--- start Recorded information ---
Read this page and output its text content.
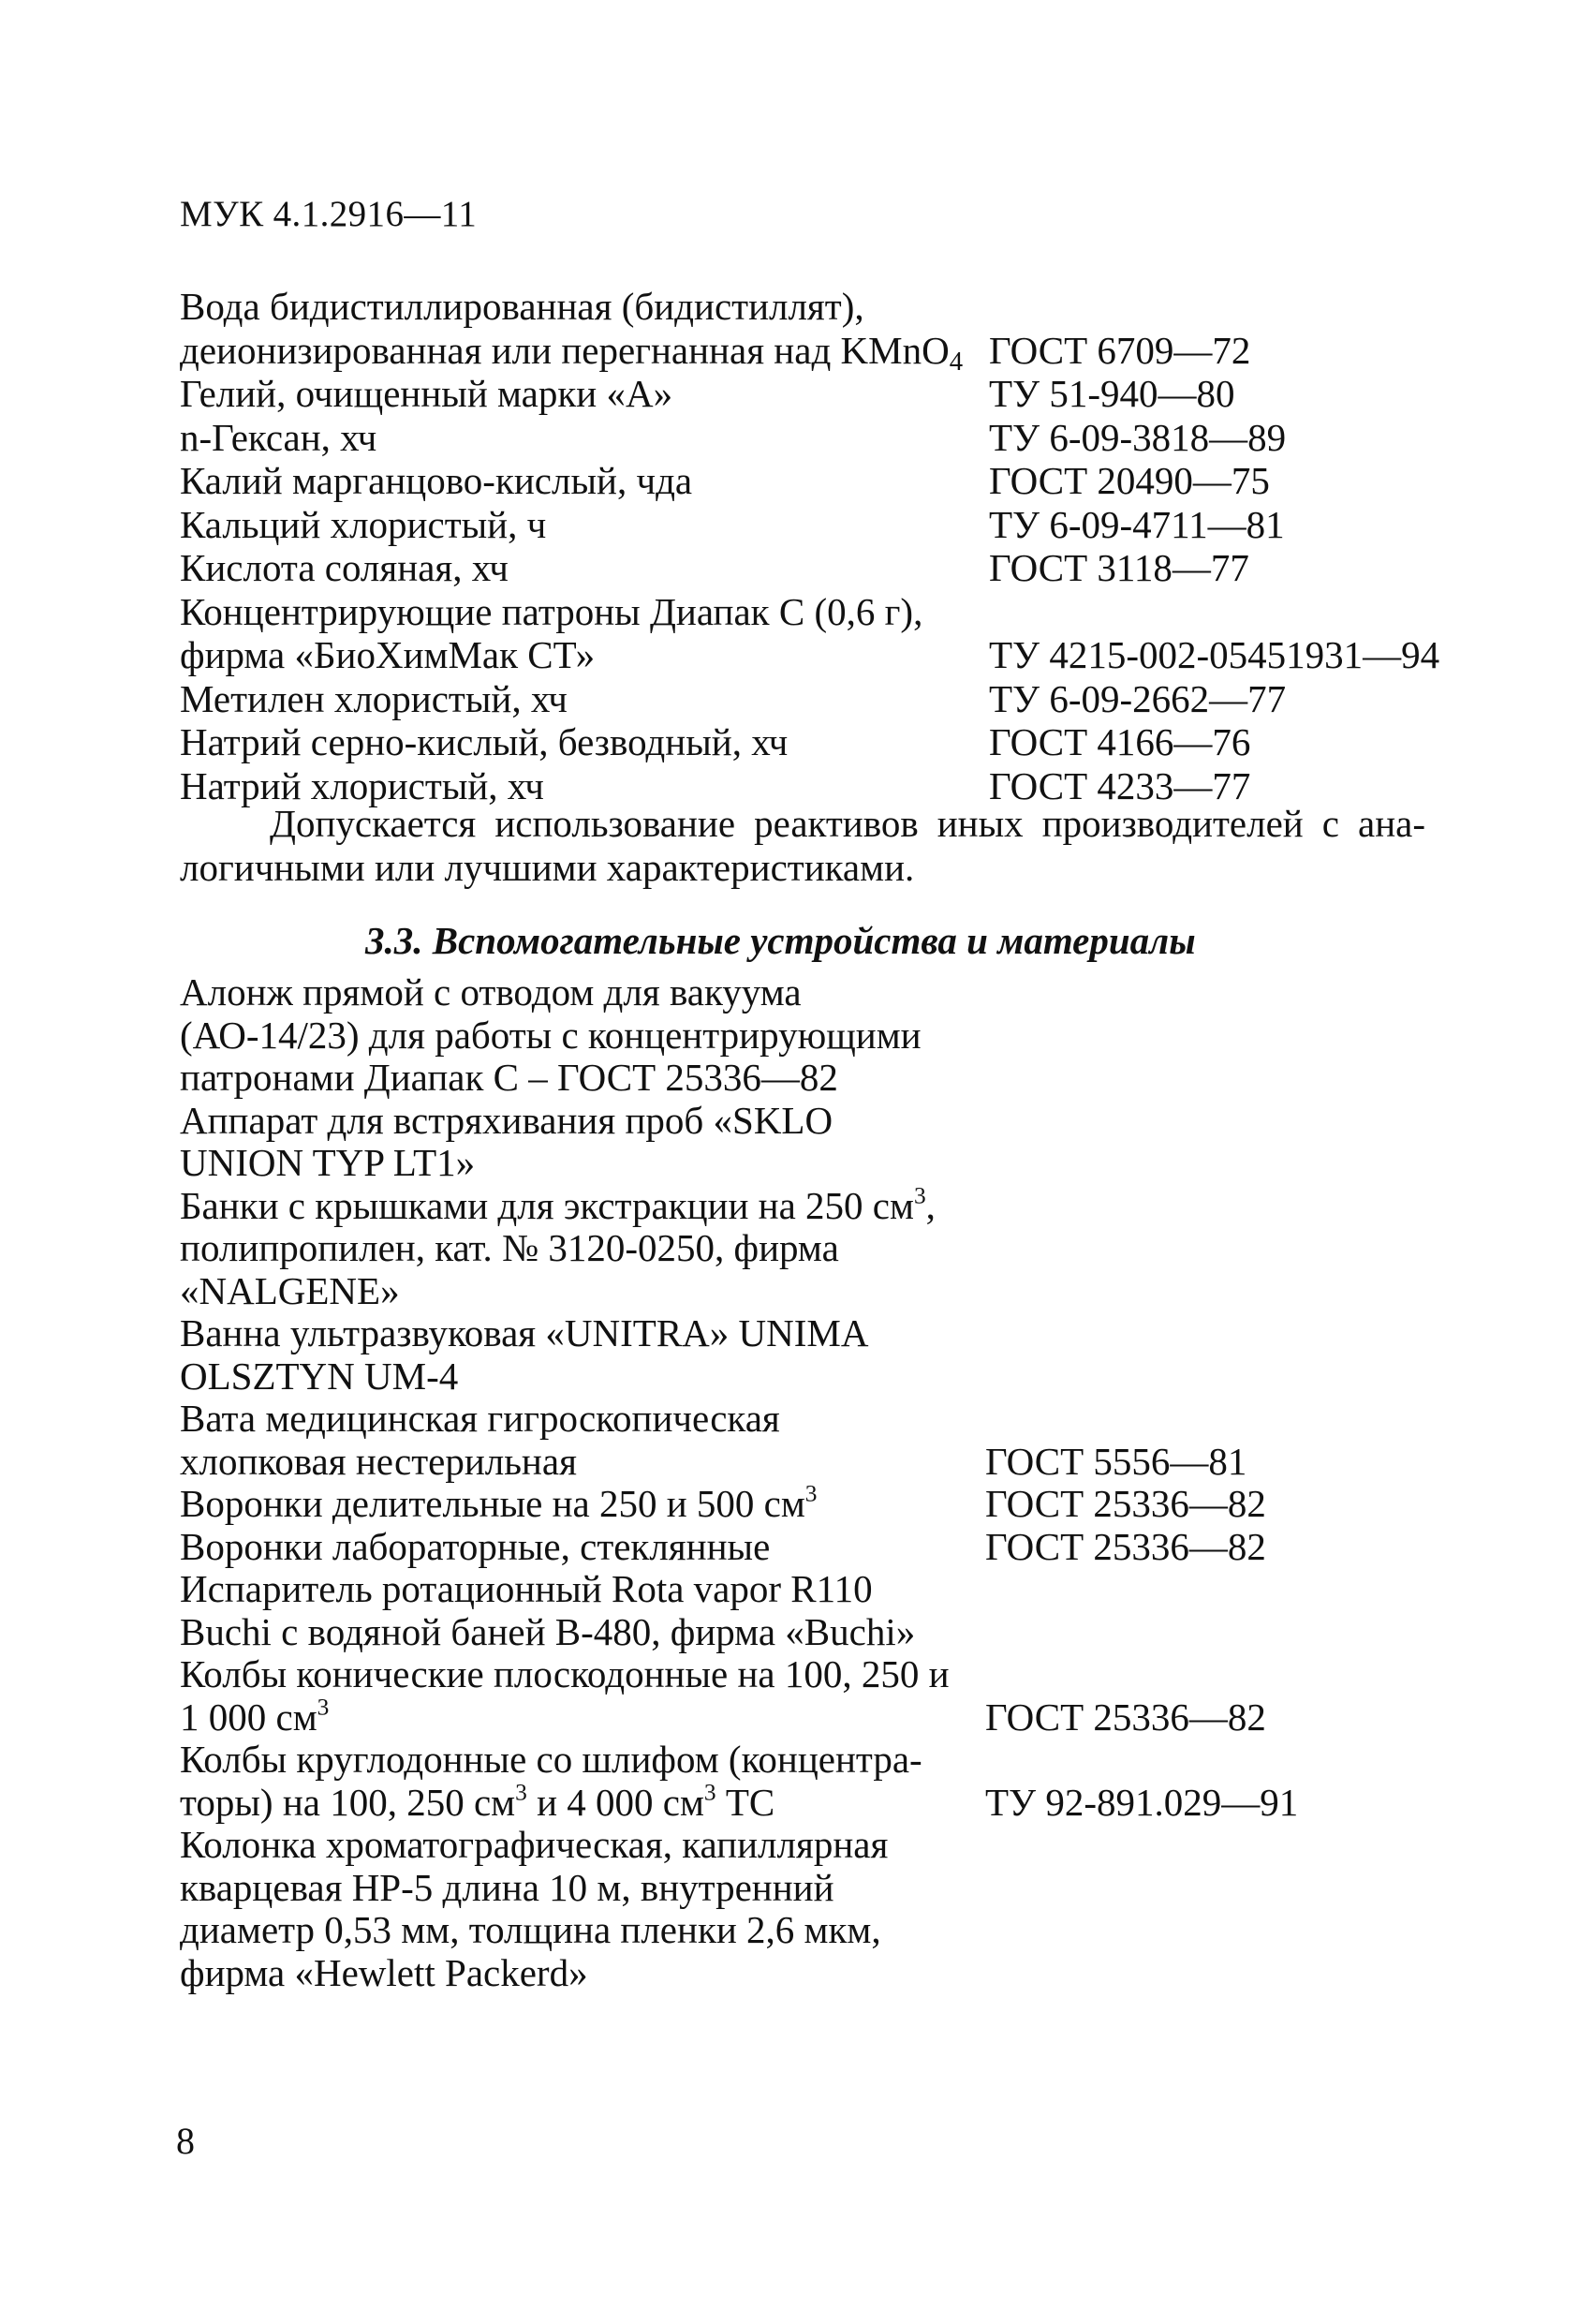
МУК 4.1.2916—11
Вода бидистиллированная (бидистиллят),
деионизированная или перегнанная над KMnO$_4$ ГОСТ 6709—72
Гелий, очищенный марки «А»	ТУ 51-940—80
n-Гексан, хч	ТУ 6-09-3818—89
Калий марганцово-кислый, чда	ГОСТ 20490—75
Кальций хлористый, ч	ТУ 6-09-4711—81
Кислота соляная, хч	ГОСТ 3118—77
Концентрирующие патроны Диапак С (0,6 г),
фирма «БиоХимМак СТ»	ТУ 4215-002-05451931—94
Метилен хлористый, хч	ТУ 6-09-2662—77
Натрий серно-кислый, безводный, хч	ГОСТ 4166—76
Натрий хлористый, хч	ГОСТ 4233—77
Допускается использование реактивов иных производителей с ана-
логичными или лучшими характеристиками.
3.3. Вспомогательные устройства и материалы
Алонж прямой с отводом для вакуума
(АО-14/23) для работы с концентрирующими
патронами Диапак С – ГОСТ 25336—82
Аппарат для встряхивания проб «SKLO
UNION TYP LT1»
Банки с крышками для экстракции на 250 $см^3$,
полипропилен, кат. № 3120-0250, фирма
«NALGENE»
Ванна ультразвуковая «UNITRA» UNIMA
OLSZTYN UM-4
Вата медицинская гигроскопическая
хлопковая нестерильная	ГОСТ 5556—81
Воронки делительные на 250 и 500 $см^3$	ГОСТ 25336—82
Воронки лабораторные, стеклянные	ГОСТ 25336—82
Испаритель ротационный Rota vapor R110
Buchi с водяной баней B-480, фирма «Buchi»
Колбы конические плоскодонные на 100, 250 и
1 000 $см^3$	ГОСТ 25336—82
Колбы круглодонные со шлифом (концентра-
торы) на 100, 250 $см^3$ и 4 000 $см^3$ ТС	ТУ 92-891.029—91
Колонка хроматографическая, капиллярная
кварцевая HP-5 длина 10 м, внутренний
диаметр 0,53 мм, толщина пленки 2,6 мкм,
фирма «Hewlett Packerd»
8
--- end Recorded information ---
Work instructions
Restate each entry word for word, please, but drop any images it holds.

Correct response
Read this page and output its text content.
МУК 4.1.2916—11
Вода бидистиллированная (бидистиллят),
деионизированная или перегнанная над KMnO$_4$ ГОСТ 6709—72
Гелий, очищенный марки «А»	ТУ 51-940—80
n-Гексан, хч	ТУ 6-09-3818—89
Калий марганцово-кислый, чда	ГОСТ 20490—75
Кальций хлористый, ч	ТУ 6-09-4711—81
Кислота соляная, хч	ГОСТ 3118—77
Концентрирующие патроны Диапак С (0,6 г),
фирма «БиоХимМак СТ»	ТУ 4215-002-05451931—94
Метилен хлористый, хч	ТУ 6-09-2662—77
Натрий серно-кислый, безводный, хч	ГОСТ 4166—76
Натрий хлористый, хч	ГОСТ 4233—77
Допускается использование реактивов иных производителей с ана-
логичными или лучшими характеристиками.
3.3. Вспомогательные устройства и материалы
Алонж прямой с отводом для вакуума
(АО-14/23) для работы с концентрирующими
патронами Диапак С – ГОСТ 25336—82
Аппарат для встряхивания проб «SKLO
UNION TYP LT1»
Банки с крышками для экстракции на 250 $см^3$,
полипропилен, кат. № 3120-0250, фирма
«NALGENE»
Ванна ультразвуковая «UNITRA» UNIMA
OLSZTYN UM-4
Вата медицинская гигроскопическая
хлопковая нестерильная	ГОСТ 5556—81
Воронки делительные на 250 и 500 $см^3$	ГОСТ 25336—82
Воронки лабораторные, стеклянные	ГОСТ 25336—82
Испаритель ротационный Rota vapor R110
Buchi с водяной баней B-480, фирма «Buchi»
Колбы конические плоскодонные на 100, 250 и
1 000 $см^3$	ГОСТ 25336—82
Колбы круглодонные со шлифом (концентра-
торы) на 100, 250 $см^3$ и 4 000 $см^3$ ТС	ТУ 92-891.029—91
Колонка хроматографическая, капиллярная
кварцевая HP-5 длина 10 м, внутренний
диаметр 0,53 мм, толщина пленки 2,6 мкм,
фирма «Hewlett Packerd»
8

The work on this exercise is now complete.